● **TEXT SECTION**
The binary nature of IRS fits well with the genetic algorithm. It also takes less time than gradient descent. We have to enforce the periodicity vertically for the final configuration for uneven configurations. This results in the overall highest data rate. So, using the genetic algorithm alone is the fastest way to achieve data rates up to 111.683 Mbps for LOS and 51.389 Mbps for NLOS. Figure 7 gives the plot for cost metric convergence, where the genetic algorithm is used together with gradient descent.

The genetic algorithm outputs a warm start for the gradient descent algorithm. So, running the genetic algorithm and gradient descent alternatively results in accurate, precise, high data rates, with $99.15\%$ accuracy. In configuring the IRS for wireless communications, the algorithm operates with varying time requirements. Achieving the best possible configuration can take up to 6 min, reflecting the complexity and thoroughness of the calculation process. Alternatively, a faster configuration, completed in approximately 0.3 s, indicates a compromise in computational efficiency while still aiming to find a feasible solution. The selection between these timings depends on the need for precision versus expedience in achieving operational readiness for the IRS setup.

● **Stored items from a collection**
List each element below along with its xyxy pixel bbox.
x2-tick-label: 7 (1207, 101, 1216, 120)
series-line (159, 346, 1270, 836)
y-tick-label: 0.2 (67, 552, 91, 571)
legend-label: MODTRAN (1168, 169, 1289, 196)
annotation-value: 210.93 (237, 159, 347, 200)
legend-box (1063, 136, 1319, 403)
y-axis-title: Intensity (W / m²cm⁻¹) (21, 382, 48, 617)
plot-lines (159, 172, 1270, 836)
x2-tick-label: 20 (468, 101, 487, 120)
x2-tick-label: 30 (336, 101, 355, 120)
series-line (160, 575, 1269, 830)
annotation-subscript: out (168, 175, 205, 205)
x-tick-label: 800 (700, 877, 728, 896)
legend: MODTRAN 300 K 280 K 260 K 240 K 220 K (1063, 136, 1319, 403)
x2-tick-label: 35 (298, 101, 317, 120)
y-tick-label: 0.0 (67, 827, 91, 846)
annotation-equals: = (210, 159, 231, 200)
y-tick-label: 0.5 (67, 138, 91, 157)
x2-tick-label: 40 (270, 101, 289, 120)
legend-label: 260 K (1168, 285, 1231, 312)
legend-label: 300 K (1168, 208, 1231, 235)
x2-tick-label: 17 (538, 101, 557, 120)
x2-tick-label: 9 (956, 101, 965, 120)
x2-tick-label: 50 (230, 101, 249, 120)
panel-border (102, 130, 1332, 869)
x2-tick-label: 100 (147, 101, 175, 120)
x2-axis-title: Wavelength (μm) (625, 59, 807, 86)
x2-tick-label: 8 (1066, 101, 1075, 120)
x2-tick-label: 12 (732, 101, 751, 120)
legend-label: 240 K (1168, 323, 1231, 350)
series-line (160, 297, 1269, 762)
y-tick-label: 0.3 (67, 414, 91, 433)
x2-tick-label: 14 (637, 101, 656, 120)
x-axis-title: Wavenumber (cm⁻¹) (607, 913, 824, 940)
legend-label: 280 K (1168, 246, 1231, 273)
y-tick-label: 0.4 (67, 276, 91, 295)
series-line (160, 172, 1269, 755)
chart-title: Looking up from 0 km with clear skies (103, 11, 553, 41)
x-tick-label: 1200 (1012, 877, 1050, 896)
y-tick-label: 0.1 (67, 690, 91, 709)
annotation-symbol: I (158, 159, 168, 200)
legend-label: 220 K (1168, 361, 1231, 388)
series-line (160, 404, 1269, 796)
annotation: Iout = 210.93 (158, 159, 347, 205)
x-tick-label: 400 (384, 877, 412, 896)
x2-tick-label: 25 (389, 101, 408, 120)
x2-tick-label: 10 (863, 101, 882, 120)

● **TRY IT**
Please reproduce the entire text about IRS configuration, word for word. Work only from the text about IRS configuration, not from the items.

● **EXERCISE OUTPUT**
The binary nature of IRS fits well with the genetic algorithm. It also takes less time than gradient descent. We have to enforce the periodicity vertically for the final configuration for uneven configurations. This results in the overall highest data rate. So, using the genetic algorithm alone is the fastest way to achieve data rates up to 111.683 Mbps for LOS and 51.389 Mbps for NLOS. Figure 7 gives the plot for cost metric convergence, where the genetic algorithm is used together with gradient descent.

The genetic algorithm outputs a warm start for the gradient descent algorithm. So, running the genetic algorithm and gradient descent alternatively results in accurate, precise, high data rates, with $99.15\%$ accuracy. In configuring the IRS for wireless communications, the algorithm operates with varying time requirements. Achieving the best possible configuration can take up to 6 min, reflecting the complexity and thoroughness of the calculation process. Alternatively, a faster configuration, completed in approximately 0.3 s, indicates a compromise in computational efficiency while still aiming to find a feasible solution. The selection between these timings depends on the need for precision versus expedience in achieving operational readiness for the IRS setup.